→ DATASET EXTRACT
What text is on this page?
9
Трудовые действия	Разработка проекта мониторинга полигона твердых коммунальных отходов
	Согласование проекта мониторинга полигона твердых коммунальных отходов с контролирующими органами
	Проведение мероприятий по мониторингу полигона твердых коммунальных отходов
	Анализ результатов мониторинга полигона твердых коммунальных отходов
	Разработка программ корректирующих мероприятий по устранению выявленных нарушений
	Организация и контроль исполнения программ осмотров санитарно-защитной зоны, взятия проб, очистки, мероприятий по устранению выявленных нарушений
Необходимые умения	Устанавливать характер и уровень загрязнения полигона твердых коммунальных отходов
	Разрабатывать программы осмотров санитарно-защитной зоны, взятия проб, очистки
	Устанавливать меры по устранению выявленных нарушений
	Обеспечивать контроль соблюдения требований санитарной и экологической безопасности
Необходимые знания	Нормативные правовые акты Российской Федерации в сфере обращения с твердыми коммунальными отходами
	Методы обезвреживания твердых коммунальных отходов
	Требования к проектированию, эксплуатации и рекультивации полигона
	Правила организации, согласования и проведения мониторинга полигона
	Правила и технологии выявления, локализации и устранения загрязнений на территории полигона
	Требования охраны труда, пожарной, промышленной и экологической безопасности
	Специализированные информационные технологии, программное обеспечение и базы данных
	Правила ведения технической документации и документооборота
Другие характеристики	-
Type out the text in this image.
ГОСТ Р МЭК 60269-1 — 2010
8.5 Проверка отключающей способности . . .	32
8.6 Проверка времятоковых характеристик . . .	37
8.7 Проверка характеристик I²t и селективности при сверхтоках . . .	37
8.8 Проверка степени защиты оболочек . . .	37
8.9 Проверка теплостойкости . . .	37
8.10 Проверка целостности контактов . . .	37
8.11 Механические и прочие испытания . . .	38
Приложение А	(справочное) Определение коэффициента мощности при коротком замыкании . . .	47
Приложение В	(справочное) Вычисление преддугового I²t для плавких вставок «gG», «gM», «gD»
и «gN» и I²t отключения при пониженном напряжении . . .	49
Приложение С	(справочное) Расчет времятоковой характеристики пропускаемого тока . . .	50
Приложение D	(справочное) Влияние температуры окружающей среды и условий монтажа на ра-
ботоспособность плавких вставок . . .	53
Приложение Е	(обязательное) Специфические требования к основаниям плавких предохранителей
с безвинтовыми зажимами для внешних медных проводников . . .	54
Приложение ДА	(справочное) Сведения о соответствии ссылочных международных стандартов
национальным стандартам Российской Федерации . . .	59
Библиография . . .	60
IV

→ GIVEN INSTRUCTION
Repeat exactly the lines from the one containing "Type out the text in this image." through the last line of the records above, both included, and nothing else.

→ WRITTEN RESPONSE
Type out the text in this image.
ГОСТ Р МЭК 60269-1 — 2010
8.5 Проверка отключающей способности . . .	32
8.6 Проверка времятоковых характеристик . . .	37
8.7 Проверка характеристик I²t и селективности при сверхтоках . . .	37
8.8 Проверка степени защиты оболочек . . .	37
8.9 Проверка теплостойкости . . .	37
8.10 Проверка целостности контактов . . .	37
8.11 Механические и прочие испытания . . .	38
Приложение А	(справочное) Определение коэффициента мощности при коротком замыкании . . .	47
Приложение В	(справочное) Вычисление преддугового I²t для плавких вставок «gG», «gM», «gD»
и «gN» и I²t отключения при пониженном напряжении . . .	49
Приложение С	(справочное) Расчет времятоковой характеристики пропускаемого тока . . .	50
Приложение D	(справочное) Влияние температуры окружающей среды и условий монтажа на ра-
ботоспособность плавких вставок . . .	53
Приложение Е	(обязательное) Специфические требования к основаниям плавких предохранителей
с безвинтовыми зажимами для внешних медных проводников . . .	54
Приложение ДА	(справочное) Сведения о соответствии ссылочных международных стандартов
национальным стандартам Российской Федерации . . .	59
Библиография . . .	60
IV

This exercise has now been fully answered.